Required task 1: Repeat the entries word for word, starting with the first line and going on through the line with "Detect and localize". Leave the pictures out of your answer.

Given text:
● ● ● ●
- Joined
- Jun 27, 2007
- Messages
- 2,548
- Reaction score
- 228
I don't know that EC ever gives advances? They are, at least generally, a no advance publisher. I've heard no confirmed stories of any advances being paid.
Last edited:
I don't know that EC ever gives advances? They are, at least generally, a no advance publisher. I've heard no confirmed stories of any advances being paid.
I'm getting the vibe from EC that some authors are more equal than others.
I'm working on edits with a couple other publishers right now, but when that settles down, I'd have no problem submitting to EC again.
My personal perspective would be: maybe don't contract multiple books until you see how your sales and overall experience is with them. It is my impression that they are not the big sales leader that they used to be.
Do read the right of first refusal clause closely.
Do read the right of first refusal clause closely.
I believe the contract specifies anything 7000 words or up. Also, they will remove the clause if you ask. I did.
● ● ● ●
Records provided:
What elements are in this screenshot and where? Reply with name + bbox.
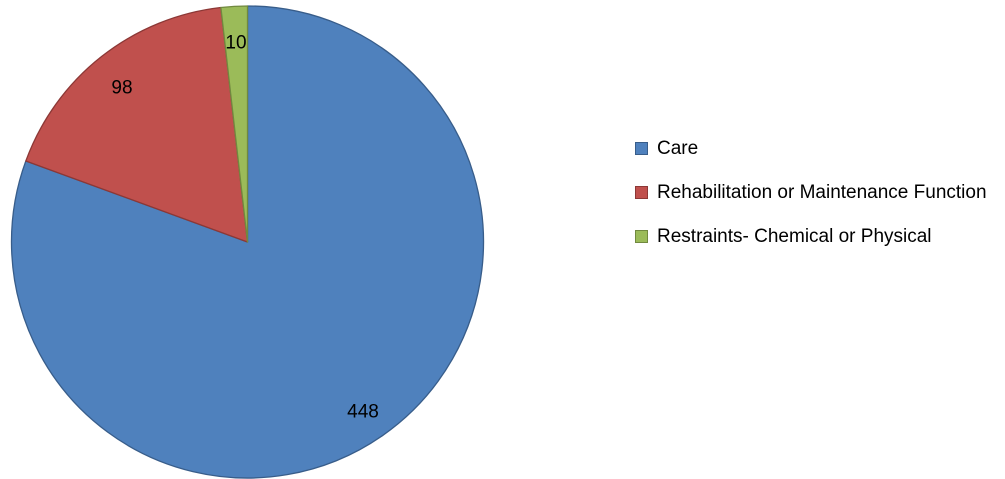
legend-label-rehabilitation: Rehabilitation or Maintenance Function (657, 182, 987, 203)
legend-label-restraints: Restraints- Chemical or Physical (657, 226, 932, 247)
data-label-rehabilitation: 98 (111, 78, 132, 99)
legend-swatch-care (635, 142, 648, 155)
data-label-restraints: 10 (225, 33, 246, 54)
legend-swatch-restraints (635, 230, 648, 243)
pie-data-labels: 448 98 10 (111, 33, 378, 423)
pie-slices (10, 5, 485, 479)
pie-slice-restraints (220, 5, 249, 243)
chart-legend: Care Rehabilitation or Maintenance Funct… (635, 136, 1005, 250)
legend-item-restraints: Restraints- Chemical or Physical (635, 224, 1005, 250)
legend-item-rehabilitation: Rehabilitation or Maintenance Function (635, 180, 1005, 206)
pie-slice-rehabilitation (25, 6, 249, 243)
legend-item-care: Care (635, 136, 1005, 162)
legend-swatch-rehabilitation (635, 186, 648, 199)
legend-label-care: Care (657, 138, 699, 159)
data-label-care: 448 (347, 402, 379, 423)
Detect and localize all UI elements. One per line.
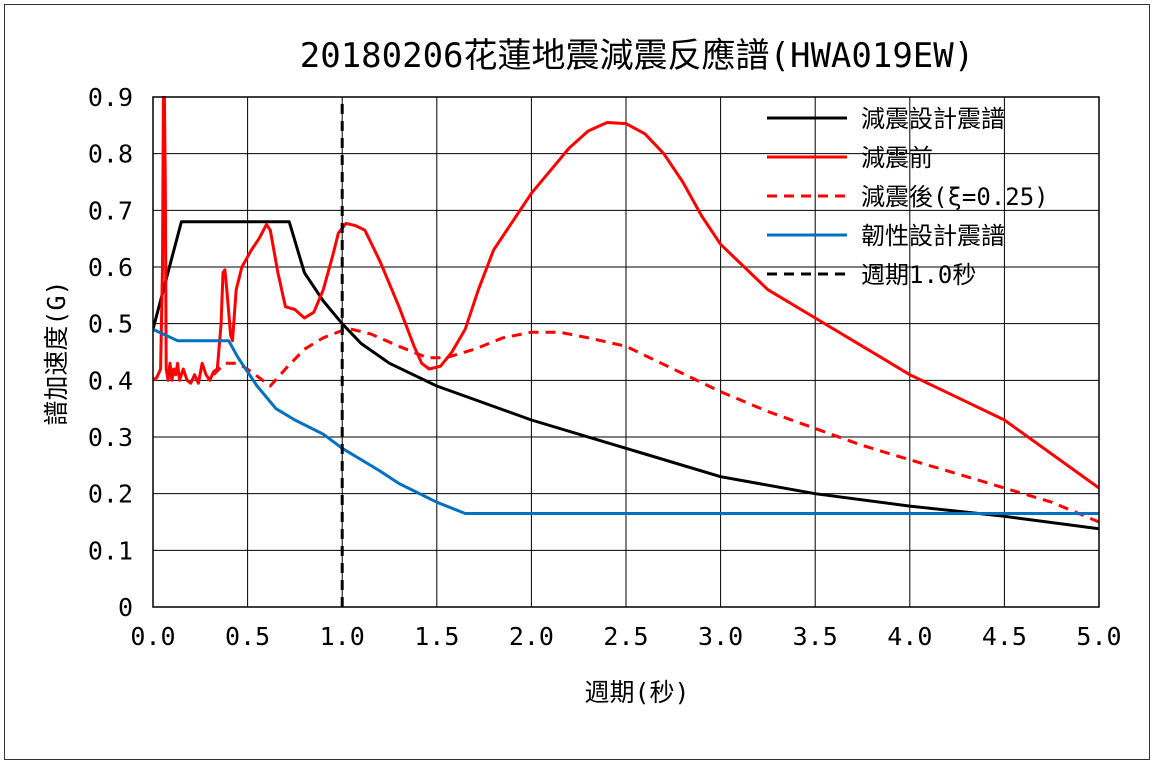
y-tick-label: 0.8 <box>88 140 133 169</box>
legend-label: 韌性設計震譜 <box>861 222 1005 250</box>
y-tick-label: 0.1 <box>88 536 133 565</box>
legend-label: 減震設計震譜 <box>861 105 1005 133</box>
series-lines <box>153 96 1099 607</box>
x-tick-label: 3.0 <box>698 622 743 651</box>
y-tick-label: 0.4 <box>88 366 133 395</box>
chart-title: 20180206花蓮地震減震反應譜(HWA019EW) <box>300 36 974 76</box>
x-tick-label: 5.0 <box>1076 622 1121 651</box>
x-tick-labels: 0.0 0.5 1.0 1.5 2.0 2.5 3.0 3.5 4.0 4.5 5.0 <box>130 622 1121 651</box>
y-tick-label: 0.5 <box>88 310 133 339</box>
y-tick-label: 0.6 <box>88 253 133 282</box>
chart-svg: 20180206花蓮地震減震反應譜(HWA019EW) 0.0 0.5 1.0 1.5… <box>42 36 1122 707</box>
x-tick-label: 1.0 <box>320 622 365 651</box>
legend-label: 週期1.0秒 <box>861 261 976 289</box>
x-tick-label: 0.0 <box>130 622 175 651</box>
y-tick-label: 0.9 <box>88 83 133 112</box>
chart-frame: 20180206花蓮地震減震反應譜(HWA019EW) 0.0 0.5 1.0 1.5… <box>4 4 1150 760</box>
y-tick-label: 0.3 <box>88 423 133 452</box>
x-tick-label: 2.5 <box>603 622 648 651</box>
x-tick-label: 4.5 <box>982 622 1027 651</box>
x-axis-label: 週期(秒) <box>584 678 689 707</box>
series-line <box>153 220 1099 531</box>
legend-label: 減震前 <box>861 144 933 172</box>
x-tick-label: 1.5 <box>414 622 459 651</box>
series-line <box>153 96 1099 490</box>
x-tick-label: 3.5 <box>793 622 838 651</box>
series-line <box>212 327 1099 524</box>
y-tick-label: 0 <box>118 593 133 622</box>
x-tick-label: 4.0 <box>887 622 932 651</box>
y-axis-label: 譜加速度(G) <box>42 280 71 425</box>
y-tick-label: 0.7 <box>88 196 133 225</box>
y-tick-labels: 0 0.1 0.2 0.3 0.4 0.5 0.6 0.7 0.8 0.9 <box>88 83 133 622</box>
plot-area-border <box>152 96 1100 608</box>
x-tick-label: 0.5 <box>225 622 270 651</box>
y-tick-label: 0.2 <box>88 480 133 509</box>
grid <box>152 96 1100 608</box>
legend-label: 減震後(ξ=0.25) <box>861 183 1049 211</box>
x-tick-label: 2.0 <box>509 622 554 651</box>
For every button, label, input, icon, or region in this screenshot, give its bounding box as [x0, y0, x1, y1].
● ● ● ●
Required task 2: Rewrite the forum posts about EC starting with "I'm getting the" and going on through "ask. I did.", putting "provision" wherever "clause" appears.

Exercise result 1:
What elements are in this screenshot and where? Reply with name + bbox.
legend-label-rehabilitation: Rehabilitation or Maintenance Function (657, 182, 987, 203)
legend-label-restraints: Restraints- Chemical or Physical (657, 226, 932, 247)
data-label-rehabilitation: 98 (111, 78, 132, 99)
legend-swatch-care (635, 142, 648, 155)
data-label-restraints: 10 (225, 33, 246, 54)
legend-swatch-restraints (635, 230, 648, 243)
pie-data-labels: 448 98 10 (111, 33, 378, 423)
pie-slices (10, 5, 485, 479)
pie-slice-restraints (220, 5, 249, 243)
chart-legend: Care Rehabilitation or Maintenance Funct… (635, 136, 1005, 250)
legend-item-restraints: Restraints- Chemical or Physical (635, 224, 1005, 250)
legend-item-rehabilitation: Rehabilitation or Maintenance Function (635, 180, 1005, 206)
pie-slice-rehabilitation (25, 6, 249, 243)
legend-item-care: Care (635, 136, 1005, 162)
legend-swatch-rehabilitation (635, 186, 648, 199)
legend-label-care: Care (657, 138, 699, 159)
data-label-care: 448 (347, 402, 379, 423)
Detect and localize all UI elements. One per line.

Exercise result 2:
I'm getting the vibe from EC that some authors are more equal than others.
I'm working on edits with a couple other publishers right now, but when that settles down, I'd have no problem submitting to EC again.
My personal perspective would be: maybe don't contract multiple books until you see how your sales and overall experience is with them. It is my impression that they are not the big sales leader that they used to be.
Do read the right of first refusal provision closely.
Do read the right of first refusal provision closely.
I believe the contract specifies anything 7000 words or up. Also, they will remove the provision if you ask. I did.